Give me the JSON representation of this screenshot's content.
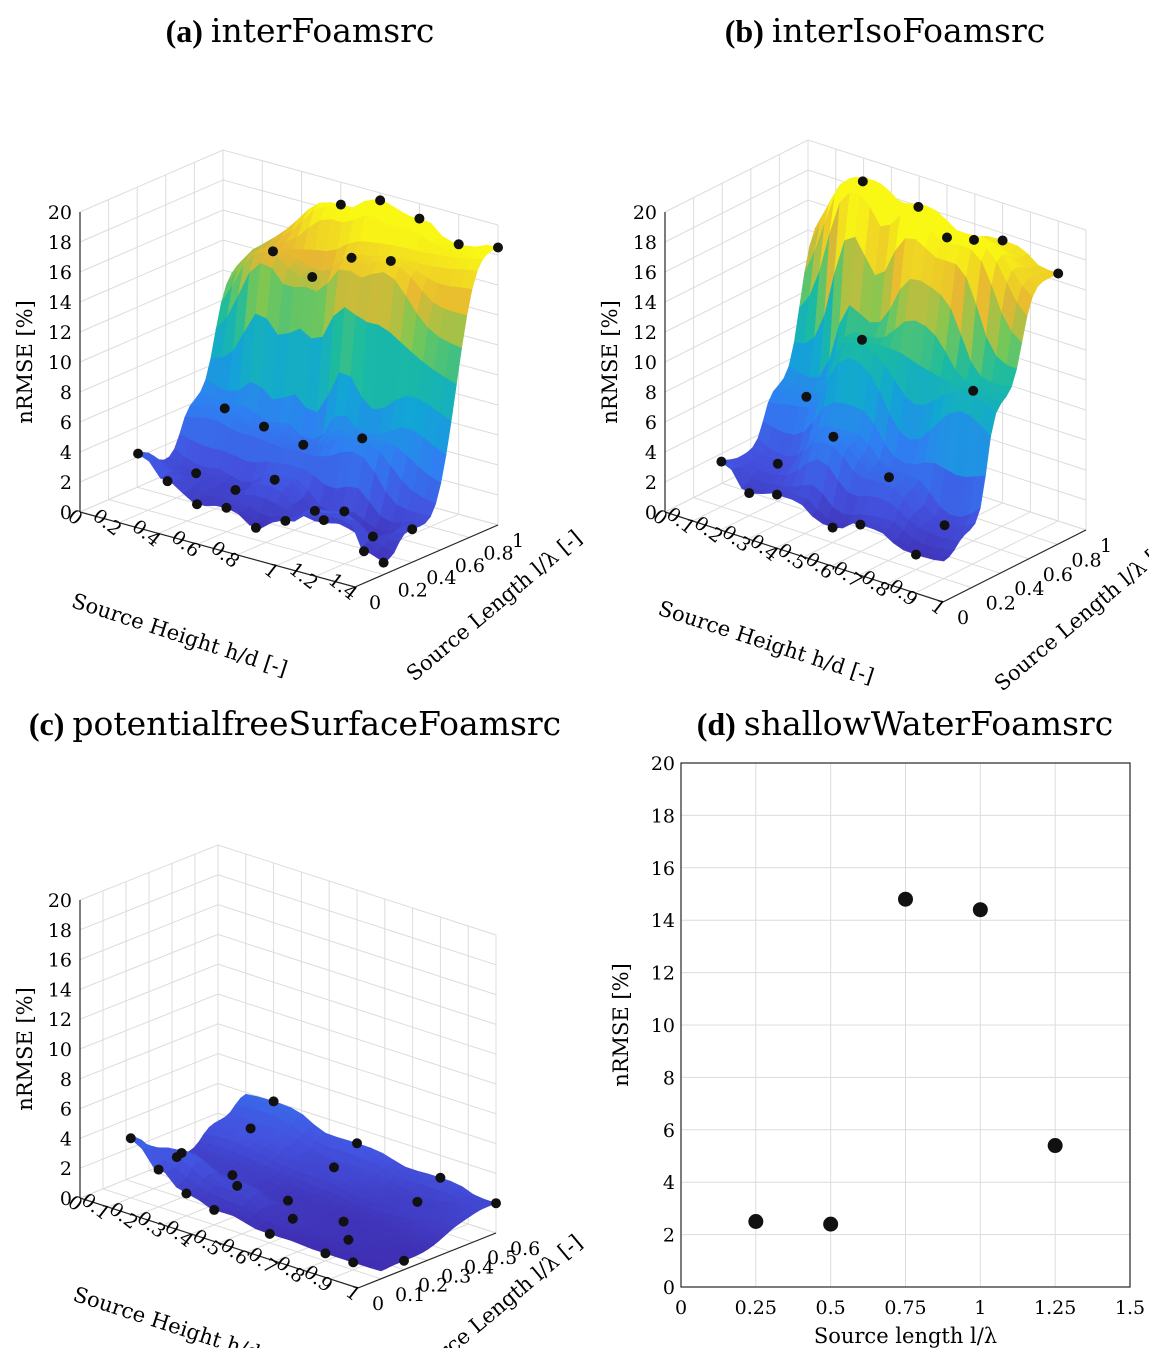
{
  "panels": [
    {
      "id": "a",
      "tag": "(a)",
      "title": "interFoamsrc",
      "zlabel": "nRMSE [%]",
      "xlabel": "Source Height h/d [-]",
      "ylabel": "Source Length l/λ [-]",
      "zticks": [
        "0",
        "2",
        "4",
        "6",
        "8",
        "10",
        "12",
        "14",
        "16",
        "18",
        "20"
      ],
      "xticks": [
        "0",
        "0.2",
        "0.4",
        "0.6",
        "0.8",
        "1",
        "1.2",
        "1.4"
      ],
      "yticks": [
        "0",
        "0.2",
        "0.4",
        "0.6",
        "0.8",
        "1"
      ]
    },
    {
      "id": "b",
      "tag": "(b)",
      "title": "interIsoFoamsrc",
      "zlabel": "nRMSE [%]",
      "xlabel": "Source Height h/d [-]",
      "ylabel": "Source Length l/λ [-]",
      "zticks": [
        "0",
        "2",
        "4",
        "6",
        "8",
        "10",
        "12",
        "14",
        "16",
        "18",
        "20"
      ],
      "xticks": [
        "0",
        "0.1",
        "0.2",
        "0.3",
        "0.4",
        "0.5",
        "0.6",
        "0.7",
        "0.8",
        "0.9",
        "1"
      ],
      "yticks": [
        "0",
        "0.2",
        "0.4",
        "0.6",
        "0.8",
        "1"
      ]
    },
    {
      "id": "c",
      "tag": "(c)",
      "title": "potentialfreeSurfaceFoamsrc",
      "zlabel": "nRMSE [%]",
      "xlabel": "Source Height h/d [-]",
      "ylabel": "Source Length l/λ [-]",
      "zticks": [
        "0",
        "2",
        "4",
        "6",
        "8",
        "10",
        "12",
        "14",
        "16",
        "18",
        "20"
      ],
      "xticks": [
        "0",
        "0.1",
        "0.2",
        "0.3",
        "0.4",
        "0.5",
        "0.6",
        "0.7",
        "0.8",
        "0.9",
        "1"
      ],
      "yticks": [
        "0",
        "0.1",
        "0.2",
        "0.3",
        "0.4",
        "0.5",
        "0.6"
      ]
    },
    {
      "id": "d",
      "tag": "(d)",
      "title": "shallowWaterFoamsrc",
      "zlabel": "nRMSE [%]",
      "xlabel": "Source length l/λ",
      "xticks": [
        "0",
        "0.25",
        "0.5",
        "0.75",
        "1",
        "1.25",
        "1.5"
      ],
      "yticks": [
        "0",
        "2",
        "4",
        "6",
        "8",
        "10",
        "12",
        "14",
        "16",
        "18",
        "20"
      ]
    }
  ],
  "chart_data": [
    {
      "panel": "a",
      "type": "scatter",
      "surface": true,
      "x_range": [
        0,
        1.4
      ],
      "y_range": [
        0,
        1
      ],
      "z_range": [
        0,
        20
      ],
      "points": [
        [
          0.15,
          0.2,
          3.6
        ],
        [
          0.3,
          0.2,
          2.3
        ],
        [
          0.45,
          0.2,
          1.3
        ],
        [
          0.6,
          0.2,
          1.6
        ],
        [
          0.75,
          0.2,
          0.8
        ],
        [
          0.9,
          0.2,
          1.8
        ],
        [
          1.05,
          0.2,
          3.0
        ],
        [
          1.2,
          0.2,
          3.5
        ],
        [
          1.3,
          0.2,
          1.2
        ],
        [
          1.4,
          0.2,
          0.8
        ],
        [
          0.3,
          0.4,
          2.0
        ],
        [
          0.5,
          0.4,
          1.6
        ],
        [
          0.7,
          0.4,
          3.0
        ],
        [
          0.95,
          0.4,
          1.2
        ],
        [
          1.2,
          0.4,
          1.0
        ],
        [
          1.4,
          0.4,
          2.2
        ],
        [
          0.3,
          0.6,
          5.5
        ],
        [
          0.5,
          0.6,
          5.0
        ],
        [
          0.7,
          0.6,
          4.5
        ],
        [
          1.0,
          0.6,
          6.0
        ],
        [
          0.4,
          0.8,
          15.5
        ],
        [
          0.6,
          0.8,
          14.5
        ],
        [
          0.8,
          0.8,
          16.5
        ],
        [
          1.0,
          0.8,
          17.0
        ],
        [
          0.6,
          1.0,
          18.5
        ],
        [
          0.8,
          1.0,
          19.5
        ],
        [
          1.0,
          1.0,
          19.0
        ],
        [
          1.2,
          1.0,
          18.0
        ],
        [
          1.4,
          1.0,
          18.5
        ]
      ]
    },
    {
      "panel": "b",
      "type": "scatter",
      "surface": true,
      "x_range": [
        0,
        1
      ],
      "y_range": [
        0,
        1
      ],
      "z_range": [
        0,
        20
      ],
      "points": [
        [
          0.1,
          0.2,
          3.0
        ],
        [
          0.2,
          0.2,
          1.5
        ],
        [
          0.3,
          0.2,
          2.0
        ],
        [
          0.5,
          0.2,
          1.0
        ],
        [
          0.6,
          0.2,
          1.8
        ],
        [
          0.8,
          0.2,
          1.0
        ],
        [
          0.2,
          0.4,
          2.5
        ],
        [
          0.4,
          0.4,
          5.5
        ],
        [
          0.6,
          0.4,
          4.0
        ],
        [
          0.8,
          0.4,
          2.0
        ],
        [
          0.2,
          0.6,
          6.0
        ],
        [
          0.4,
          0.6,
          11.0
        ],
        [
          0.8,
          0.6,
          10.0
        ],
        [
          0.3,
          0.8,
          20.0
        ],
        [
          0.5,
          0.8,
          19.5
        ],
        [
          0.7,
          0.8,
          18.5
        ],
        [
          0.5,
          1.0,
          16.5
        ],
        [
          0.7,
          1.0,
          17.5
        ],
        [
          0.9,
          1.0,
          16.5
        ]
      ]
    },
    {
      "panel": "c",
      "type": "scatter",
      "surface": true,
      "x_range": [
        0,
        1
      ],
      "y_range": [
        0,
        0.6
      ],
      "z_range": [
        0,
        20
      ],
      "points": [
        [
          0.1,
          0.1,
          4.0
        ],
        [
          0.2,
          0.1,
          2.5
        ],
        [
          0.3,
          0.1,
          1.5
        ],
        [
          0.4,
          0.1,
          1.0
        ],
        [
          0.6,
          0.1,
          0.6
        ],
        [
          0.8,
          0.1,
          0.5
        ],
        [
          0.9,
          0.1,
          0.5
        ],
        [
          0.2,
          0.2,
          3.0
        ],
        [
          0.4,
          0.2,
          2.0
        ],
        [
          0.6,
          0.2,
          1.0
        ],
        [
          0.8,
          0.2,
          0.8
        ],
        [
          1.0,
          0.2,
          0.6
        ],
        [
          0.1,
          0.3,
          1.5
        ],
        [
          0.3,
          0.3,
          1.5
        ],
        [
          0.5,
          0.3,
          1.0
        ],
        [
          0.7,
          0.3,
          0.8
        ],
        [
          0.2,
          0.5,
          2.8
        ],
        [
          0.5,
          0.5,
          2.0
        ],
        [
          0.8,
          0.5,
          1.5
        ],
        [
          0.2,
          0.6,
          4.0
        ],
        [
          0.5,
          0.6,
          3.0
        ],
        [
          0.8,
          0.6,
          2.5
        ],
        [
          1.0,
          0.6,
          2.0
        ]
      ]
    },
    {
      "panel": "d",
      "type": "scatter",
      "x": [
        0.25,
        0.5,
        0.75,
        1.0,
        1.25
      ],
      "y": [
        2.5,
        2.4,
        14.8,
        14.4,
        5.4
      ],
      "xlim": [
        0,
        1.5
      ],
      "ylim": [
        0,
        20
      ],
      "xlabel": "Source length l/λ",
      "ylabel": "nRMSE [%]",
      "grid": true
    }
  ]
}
● ● ● ● ●
> _WHAT IS REQUIRED_: Write out each entry exactly as given, omitting any picture.

> _WRITTEN SOLUTION_:
Give me the JSON representation of this screenshot's content.
{
  "panels": [
    {
      "id": "a",
      "tag": "(a)",
      "title": "interFoamsrc",
      "zlabel": "nRMSE [%]",
      "xlabel": "Source Height h/d [-]",
      "ylabel": "Source Length l/λ [-]",
      "zticks": [
        "0",
        "2",
        "4",
        "6",
        "8",
        "10",
        "12",
        "14",
        "16",
        "18",
        "20"
      ],
      "xticks": [
        "0",
        "0.2",
        "0.4",
        "0.6",
        "0.8",
        "1",
        "1.2",
        "1.4"
      ],
      "yticks": [
        "0",
        "0.2",
        "0.4",
        "0.6",
        "0.8",
        "1"
      ]
    },
    {
      "id": "b",
      "tag": "(b)",
      "title": "interIsoFoamsrc",
      "zlabel": "nRMSE [%]",
      "xlabel": "Source Height h/d [-]",
      "ylabel": "Source Length l/λ [-]",
      "zticks": [
        "0",
        "2",
        "4",
        "6",
        "8",
        "10",
        "12",
        "14",
        "16",
        "18",
        "20"
      ],
      "xticks": [
        "0",
        "0.1",
        "0.2",
        "0.3",
        "0.4",
        "0.5",
        "0.6",
        "0.7",
        "0.8",
        "0.9",
        "1"
      ],
      "yticks": [
        "0",
        "0.2",
        "0.4",
        "0.6",
        "0.8",
        "1"
      ]
    },
    {
      "id": "c",
      "tag": "(c)",
      "title": "potentialfreeSurfaceFoamsrc",
      "zlabel": "nRMSE [%]",
      "xlabel": "Source Height h/d [-]",
      "ylabel": "Source Length l/λ [-]",
      "zticks": [
        "0",
        "2",
        "4",
        "6",
        "8",
        "10",
        "12",
        "14",
        "16",
        "18",
        "20"
      ],
      "xticks": [
        "0",
        "0.1",
        "0.2",
        "0.3",
        "0.4",
        "0.5",
        "0.6",
        "0.7",
        "0.8",
        "0.9",
        "1"
      ],
      "yticks": [
        "0",
        "0.1",
        "0.2",
        "0.3",
        "0.4",
        "0.5",
        "0.6"
      ]
    },
    {
      "id": "d",
      "tag": "(d)",
      "title": "shallowWaterFoamsrc",
      "zlabel": "nRMSE [%]",
      "xlabel": "Source length l/λ",
      "xticks": [
        "0",
        "0.25",
        "0.5",
        "0.75",
        "1",
        "1.25",
        "1.5"
      ],
      "yticks": [
        "0",
        "2",
        "4",
        "6",
        "8",
        "10",
        "12",
        "14",
        "16",
        "18",
        "20"
      ]
    }
  ],
  "chart_data": [
    {
      "panel": "a",
      "type": "scatter",
      "surface": true,
      "x_range": [
        0,
        1.4
      ],
      "y_range": [
        0,
        1
      ],
      "z_range": [
        0,
        20
      ],
      "points": [
        [
          0.15,
          0.2,
          3.6
        ],
        [
          0.3,
          0.2,
          2.3
        ],
        [
          0.45,
          0.2,
          1.3
        ],
        [
          0.6,
          0.2,
          1.6
        ],
        [
          0.75,
          0.2,
          0.8
        ],
        [
          0.9,
          0.2,
          1.8
        ],
        [
          1.05,
          0.2,
          3.0
        ],
        [
          1.2,
          0.2,
          3.5
        ],
        [
          1.3,
          0.2,
          1.2
        ],
        [
          1.4,
          0.2,
          0.8
        ],
        [
          0.3,
          0.4,
          2.0
        ],
        [
          0.5,
          0.4,
          1.6
        ],
        [
          0.7,
          0.4,
          3.0
        ],
        [
          0.95,
          0.4,
          1.2
        ],
        [
          1.2,
          0.4,
          1.0
        ],
        [
          1.4,
          0.4,
          2.2
        ],
        [
          0.3,
          0.6,
          5.5
        ],
        [
          0.5,
          0.6,
          5.0
        ],
        [
          0.7,
          0.6,
          4.5
        ],
        [
          1.0,
          0.6,
          6.0
        ],
        [
          0.4,
          0.8,
          15.5
        ],
        [
          0.6,
          0.8,
          14.5
        ],
        [
          0.8,
          0.8,
          16.5
        ],
        [
          1.0,
          0.8,
          17.0
        ],
        [
          0.6,
          1.0,
          18.5
        ],
        [
          0.8,
          1.0,
          19.5
        ],
        [
          1.0,
          1.0,
          19.0
        ],
        [
          1.2,
          1.0,
          18.0
        ],
        [
          1.4,
          1.0,
          18.5
        ]
      ]
    },
    {
      "panel": "b",
      "type": "scatter",
      "surface": true,
      "x_range": [
        0,
        1
      ],
      "y_range": [
        0,
        1
      ],
      "z_range": [
        0,
        20
      ],
      "points": [
        [
          0.1,
          0.2,
          3.0
        ],
        [
          0.2,
          0.2,
          1.5
        ],
        [
          0.3,
          0.2,
          2.0
        ],
        [
          0.5,
          0.2,
          1.0
        ],
        [
          0.6,
          0.2,
          1.8
        ],
        [
          0.8,
          0.2,
          1.0
        ],
        [
          0.2,
          0.4,
          2.5
        ],
        [
          0.4,
          0.4,
          5.5
        ],
        [
          0.6,
          0.4,
          4.0
        ],
        [
          0.8,
          0.4,
          2.0
        ],
        [
          0.2,
          0.6,
          6.0
        ],
        [
          0.4,
          0.6,
          11.0
        ],
        [
          0.8,
          0.6,
          10.0
        ],
        [
          0.3,
          0.8,
          20.0
        ],
        [
          0.5,
          0.8,
          19.5
        ],
        [
          0.7,
          0.8,
          18.5
        ],
        [
          0.5,
          1.0,
          16.5
        ],
        [
          0.7,
          1.0,
          17.5
        ],
        [
          0.9,
          1.0,
          16.5
        ]
      ]
    },
    {
      "panel": "c",
      "type": "scatter",
      "surface": true,
      "x_range": [
        0,
        1
      ],
      "y_range": [
        0,
        0.6
      ],
      "z_range": [
        0,
        20
      ],
      "points": [
        [
          0.1,
          0.1,
          4.0
        ],
        [
          0.2,
          0.1,
          2.5
        ],
        [
          0.3,
          0.1,
          1.5
        ],
        [
          0.4,
          0.1,
          1.0
        ],
        [
          0.6,
          0.1,
          0.6
        ],
        [
          0.8,
          0.1,
          0.5
        ],
        [
          0.9,
          0.1,
          0.5
        ],
        [
          0.2,
          0.2,
          3.0
        ],
        [
          0.4,
          0.2,
          2.0
        ],
        [
          0.6,
          0.2,
          1.0
        ],
        [
          0.8,
          0.2,
          0.8
        ],
        [
          1.0,
          0.2,
          0.6
        ],
        [
          0.1,
          0.3,
          1.5
        ],
        [
          0.3,
          0.3,
          1.5
        ],
        [
          0.5,
          0.3,
          1.0
        ],
        [
          0.7,
          0.3,
          0.8
        ],
        [
          0.2,
          0.5,
          2.8
        ],
        [
          0.5,
          0.5,
          2.0
        ],
        [
          0.8,
          0.5,
          1.5
        ],
        [
          0.2,
          0.6,
          4.0
        ],
        [
          0.5,
          0.6,
          3.0
        ],
        [
          0.8,
          0.6,
          2.5
        ],
        [
          1.0,
          0.6,
          2.0
        ]
      ]
    },
    {
      "panel": "d",
      "type": "scatter",
      "x": [
        0.25,
        0.5,
        0.75,
        1.0,
        1.25
      ],
      "y": [
        2.5,
        2.4,
        14.8,
        14.4,
        5.4
      ],
      "xlim": [
        0,
        1.5
      ],
      "ylim": [
        0,
        20
      ],
      "xlabel": "Source length l/λ",
      "ylabel": "nRMSE [%]",
      "grid": true
    }
  ]
}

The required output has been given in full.